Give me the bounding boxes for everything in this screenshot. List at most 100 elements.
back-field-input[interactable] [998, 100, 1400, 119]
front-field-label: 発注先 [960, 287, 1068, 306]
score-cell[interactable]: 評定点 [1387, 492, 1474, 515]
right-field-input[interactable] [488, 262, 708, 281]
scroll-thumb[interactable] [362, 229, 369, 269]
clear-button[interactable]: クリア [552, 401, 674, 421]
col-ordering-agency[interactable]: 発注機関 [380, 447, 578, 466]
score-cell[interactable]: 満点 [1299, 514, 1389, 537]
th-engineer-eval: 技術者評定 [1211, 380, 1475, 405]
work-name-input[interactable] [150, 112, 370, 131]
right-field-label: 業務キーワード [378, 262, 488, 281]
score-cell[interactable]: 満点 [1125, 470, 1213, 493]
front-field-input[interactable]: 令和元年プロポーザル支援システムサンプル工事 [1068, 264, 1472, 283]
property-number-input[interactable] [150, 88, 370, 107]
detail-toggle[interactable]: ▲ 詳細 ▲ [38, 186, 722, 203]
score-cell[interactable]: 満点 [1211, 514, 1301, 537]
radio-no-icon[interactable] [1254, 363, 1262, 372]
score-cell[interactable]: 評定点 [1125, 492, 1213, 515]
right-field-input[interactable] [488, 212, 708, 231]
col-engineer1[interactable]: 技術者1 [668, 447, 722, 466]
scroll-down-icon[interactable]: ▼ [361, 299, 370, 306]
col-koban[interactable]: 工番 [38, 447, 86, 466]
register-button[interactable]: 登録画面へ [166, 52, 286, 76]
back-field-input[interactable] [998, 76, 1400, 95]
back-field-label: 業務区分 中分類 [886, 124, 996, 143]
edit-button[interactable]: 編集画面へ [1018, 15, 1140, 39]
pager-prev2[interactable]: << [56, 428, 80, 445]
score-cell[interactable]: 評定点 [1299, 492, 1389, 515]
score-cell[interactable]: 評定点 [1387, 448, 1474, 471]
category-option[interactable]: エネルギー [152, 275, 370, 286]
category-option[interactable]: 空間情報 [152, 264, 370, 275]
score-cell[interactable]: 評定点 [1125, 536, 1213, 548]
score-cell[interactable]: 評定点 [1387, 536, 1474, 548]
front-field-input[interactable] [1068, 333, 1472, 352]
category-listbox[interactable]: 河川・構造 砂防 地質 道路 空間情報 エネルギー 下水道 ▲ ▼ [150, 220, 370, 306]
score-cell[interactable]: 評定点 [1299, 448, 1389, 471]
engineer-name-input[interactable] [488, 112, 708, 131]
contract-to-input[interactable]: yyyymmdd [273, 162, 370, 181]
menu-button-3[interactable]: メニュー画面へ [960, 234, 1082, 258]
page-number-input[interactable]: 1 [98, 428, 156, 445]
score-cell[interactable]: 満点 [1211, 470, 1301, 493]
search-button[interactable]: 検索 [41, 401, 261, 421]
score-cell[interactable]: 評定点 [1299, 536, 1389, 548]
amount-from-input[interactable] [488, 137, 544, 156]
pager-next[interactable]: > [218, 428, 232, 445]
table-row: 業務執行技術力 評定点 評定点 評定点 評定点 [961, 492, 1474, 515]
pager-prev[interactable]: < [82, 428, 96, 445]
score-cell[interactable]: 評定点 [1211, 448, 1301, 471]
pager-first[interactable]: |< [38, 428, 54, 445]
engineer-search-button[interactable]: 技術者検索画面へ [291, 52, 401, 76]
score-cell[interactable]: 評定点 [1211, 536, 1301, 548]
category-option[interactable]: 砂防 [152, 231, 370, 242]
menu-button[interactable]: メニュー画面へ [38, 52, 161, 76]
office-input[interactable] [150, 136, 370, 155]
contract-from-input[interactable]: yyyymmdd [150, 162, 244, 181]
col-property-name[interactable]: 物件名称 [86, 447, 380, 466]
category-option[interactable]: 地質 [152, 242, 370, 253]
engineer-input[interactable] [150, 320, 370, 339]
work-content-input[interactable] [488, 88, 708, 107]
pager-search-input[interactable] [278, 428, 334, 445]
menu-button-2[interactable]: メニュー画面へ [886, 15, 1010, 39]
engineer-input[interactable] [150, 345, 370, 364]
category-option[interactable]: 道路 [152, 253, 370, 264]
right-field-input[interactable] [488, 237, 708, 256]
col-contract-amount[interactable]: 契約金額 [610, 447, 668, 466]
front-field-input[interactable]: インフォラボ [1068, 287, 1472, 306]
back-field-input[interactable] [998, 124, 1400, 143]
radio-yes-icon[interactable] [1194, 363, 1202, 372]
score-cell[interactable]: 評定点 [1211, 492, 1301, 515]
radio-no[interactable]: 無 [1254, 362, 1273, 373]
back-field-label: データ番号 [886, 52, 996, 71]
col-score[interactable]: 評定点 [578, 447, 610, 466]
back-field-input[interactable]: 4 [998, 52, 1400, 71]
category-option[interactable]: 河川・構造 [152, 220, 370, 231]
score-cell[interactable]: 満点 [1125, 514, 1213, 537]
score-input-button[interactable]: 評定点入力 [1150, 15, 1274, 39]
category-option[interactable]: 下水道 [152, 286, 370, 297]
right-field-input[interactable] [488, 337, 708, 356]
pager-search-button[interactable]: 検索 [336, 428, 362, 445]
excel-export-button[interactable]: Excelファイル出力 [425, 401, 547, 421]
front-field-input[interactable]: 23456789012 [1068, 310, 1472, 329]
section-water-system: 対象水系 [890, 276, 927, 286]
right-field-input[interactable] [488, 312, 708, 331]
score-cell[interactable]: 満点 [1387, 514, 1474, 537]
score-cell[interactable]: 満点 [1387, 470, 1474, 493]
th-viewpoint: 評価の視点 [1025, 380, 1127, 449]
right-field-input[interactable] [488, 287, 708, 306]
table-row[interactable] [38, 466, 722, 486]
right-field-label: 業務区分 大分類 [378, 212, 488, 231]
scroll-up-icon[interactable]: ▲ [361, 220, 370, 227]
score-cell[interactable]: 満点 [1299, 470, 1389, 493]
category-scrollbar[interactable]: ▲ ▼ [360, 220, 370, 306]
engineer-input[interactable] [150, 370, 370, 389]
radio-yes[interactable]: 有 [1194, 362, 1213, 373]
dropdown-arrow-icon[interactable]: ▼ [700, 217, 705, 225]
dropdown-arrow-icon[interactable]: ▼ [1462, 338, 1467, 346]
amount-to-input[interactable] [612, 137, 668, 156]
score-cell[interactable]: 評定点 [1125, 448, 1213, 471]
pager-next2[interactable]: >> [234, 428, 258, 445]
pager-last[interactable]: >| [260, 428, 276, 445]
■ ■ ■ ■
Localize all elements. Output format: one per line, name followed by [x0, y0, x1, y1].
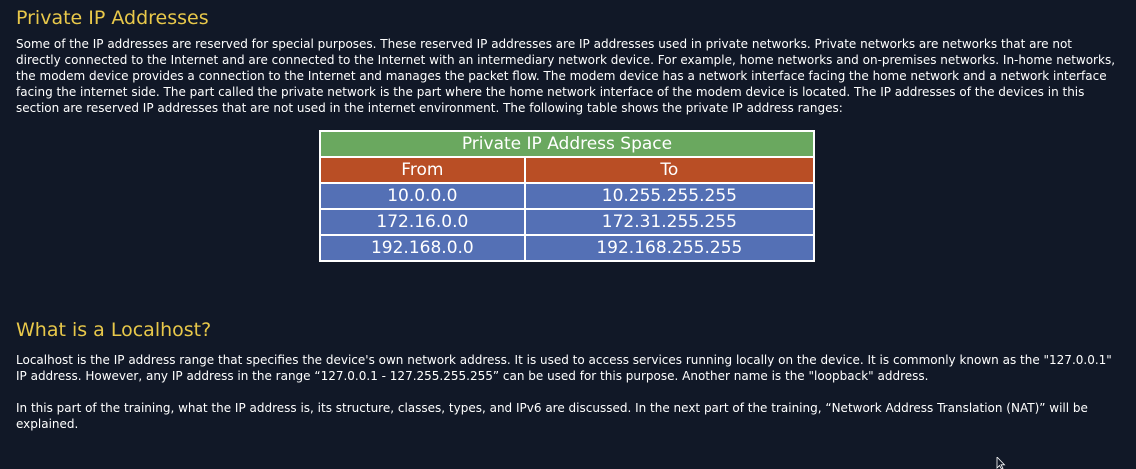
■ ■ ■ ■
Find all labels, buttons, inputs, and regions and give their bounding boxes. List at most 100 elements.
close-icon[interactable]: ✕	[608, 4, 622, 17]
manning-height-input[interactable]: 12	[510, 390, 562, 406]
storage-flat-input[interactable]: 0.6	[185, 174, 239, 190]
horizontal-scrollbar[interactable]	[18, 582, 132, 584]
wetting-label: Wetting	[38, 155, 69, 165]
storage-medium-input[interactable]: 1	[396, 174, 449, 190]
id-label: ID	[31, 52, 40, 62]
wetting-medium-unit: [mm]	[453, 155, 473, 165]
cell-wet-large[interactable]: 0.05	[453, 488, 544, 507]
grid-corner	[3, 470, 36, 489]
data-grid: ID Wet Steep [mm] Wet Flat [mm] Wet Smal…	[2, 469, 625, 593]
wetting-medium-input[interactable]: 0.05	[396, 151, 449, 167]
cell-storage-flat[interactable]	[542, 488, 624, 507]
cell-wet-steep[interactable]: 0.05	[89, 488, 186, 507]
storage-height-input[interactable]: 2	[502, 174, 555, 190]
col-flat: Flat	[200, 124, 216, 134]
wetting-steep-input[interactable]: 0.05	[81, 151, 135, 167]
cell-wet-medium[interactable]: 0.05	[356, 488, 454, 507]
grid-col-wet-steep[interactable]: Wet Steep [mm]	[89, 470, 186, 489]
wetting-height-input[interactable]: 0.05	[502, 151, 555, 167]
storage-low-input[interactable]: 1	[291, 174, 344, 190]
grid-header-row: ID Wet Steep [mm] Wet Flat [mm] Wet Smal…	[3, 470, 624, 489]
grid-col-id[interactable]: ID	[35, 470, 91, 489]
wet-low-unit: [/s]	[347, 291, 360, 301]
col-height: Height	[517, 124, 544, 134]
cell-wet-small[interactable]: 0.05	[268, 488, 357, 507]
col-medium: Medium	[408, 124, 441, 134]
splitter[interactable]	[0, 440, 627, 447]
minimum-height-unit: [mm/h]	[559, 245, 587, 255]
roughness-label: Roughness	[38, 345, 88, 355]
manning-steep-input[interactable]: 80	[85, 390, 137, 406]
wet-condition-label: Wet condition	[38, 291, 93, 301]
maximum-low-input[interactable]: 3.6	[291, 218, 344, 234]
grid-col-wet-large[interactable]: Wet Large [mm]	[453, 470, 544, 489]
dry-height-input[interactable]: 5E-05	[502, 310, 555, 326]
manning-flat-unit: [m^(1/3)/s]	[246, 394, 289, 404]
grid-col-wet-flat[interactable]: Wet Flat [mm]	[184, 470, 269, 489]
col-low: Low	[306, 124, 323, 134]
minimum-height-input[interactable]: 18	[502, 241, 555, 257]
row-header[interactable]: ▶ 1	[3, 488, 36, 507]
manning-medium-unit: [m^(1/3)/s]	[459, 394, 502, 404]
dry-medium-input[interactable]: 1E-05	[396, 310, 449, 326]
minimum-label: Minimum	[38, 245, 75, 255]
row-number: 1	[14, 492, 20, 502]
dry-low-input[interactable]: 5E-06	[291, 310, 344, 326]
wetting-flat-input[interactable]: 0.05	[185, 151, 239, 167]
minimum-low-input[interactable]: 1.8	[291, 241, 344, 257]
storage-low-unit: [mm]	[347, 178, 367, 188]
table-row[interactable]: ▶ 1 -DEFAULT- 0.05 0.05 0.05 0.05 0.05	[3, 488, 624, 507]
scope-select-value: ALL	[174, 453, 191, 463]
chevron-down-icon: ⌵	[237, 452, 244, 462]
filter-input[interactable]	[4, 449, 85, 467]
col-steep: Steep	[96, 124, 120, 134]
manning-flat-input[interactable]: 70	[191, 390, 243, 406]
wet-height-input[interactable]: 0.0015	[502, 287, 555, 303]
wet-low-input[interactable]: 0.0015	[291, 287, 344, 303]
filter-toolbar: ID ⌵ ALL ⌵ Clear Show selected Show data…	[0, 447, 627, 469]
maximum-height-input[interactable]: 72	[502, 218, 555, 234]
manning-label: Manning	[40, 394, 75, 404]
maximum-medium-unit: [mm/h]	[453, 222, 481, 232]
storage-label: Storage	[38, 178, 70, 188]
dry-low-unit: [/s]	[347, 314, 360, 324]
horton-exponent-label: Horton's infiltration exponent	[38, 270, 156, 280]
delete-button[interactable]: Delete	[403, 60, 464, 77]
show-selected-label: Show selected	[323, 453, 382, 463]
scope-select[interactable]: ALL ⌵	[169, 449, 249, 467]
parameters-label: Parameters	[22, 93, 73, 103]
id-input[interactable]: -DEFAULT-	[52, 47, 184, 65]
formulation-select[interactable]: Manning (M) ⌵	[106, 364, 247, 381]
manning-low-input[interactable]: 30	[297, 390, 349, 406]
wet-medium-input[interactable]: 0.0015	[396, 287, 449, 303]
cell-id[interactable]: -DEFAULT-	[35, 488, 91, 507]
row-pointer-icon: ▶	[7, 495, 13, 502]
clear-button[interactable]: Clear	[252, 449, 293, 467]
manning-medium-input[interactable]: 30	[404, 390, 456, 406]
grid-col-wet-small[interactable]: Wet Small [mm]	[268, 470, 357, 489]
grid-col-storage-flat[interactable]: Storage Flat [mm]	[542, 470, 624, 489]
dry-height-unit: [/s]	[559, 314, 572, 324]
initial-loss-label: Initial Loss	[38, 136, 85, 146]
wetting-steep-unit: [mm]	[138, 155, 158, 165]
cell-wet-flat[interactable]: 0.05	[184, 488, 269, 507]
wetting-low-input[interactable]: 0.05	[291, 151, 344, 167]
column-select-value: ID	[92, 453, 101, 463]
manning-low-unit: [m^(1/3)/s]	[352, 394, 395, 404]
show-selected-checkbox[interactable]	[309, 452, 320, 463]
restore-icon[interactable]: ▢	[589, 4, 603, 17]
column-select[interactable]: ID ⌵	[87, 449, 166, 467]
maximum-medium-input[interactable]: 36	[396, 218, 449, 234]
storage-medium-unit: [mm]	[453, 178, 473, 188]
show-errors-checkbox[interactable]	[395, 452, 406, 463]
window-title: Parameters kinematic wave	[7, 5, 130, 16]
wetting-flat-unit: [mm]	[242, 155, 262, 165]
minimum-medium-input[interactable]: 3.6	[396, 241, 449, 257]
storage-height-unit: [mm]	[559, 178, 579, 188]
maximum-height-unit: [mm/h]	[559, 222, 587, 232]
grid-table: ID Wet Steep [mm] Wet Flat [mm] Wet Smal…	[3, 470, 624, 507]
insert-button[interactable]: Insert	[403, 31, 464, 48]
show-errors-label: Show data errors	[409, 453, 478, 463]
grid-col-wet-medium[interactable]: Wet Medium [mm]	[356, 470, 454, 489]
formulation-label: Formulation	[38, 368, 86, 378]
■ ■ ■ ■
## STATED GOAL
Reproduce, unchanged, every line in the entries above from the one containing "Give me the" through the one containing "col-ordering-agency[interactable]: 発注機関 [380, 447, 578, 466]", including both of those lines.

## CORRECT ANSWER
Give me the bounding boxes for everything in this screenshot. List at most 100 elements.
back-field-input[interactable] [998, 100, 1400, 119]
front-field-label: 発注先 [960, 287, 1068, 306]
score-cell[interactable]: 評定点 [1387, 492, 1474, 515]
right-field-input[interactable] [488, 262, 708, 281]
scroll-thumb[interactable] [362, 229, 369, 269]
clear-button[interactable]: クリア [552, 401, 674, 421]
col-ordering-agency[interactable]: 発注機関 [380, 447, 578, 466]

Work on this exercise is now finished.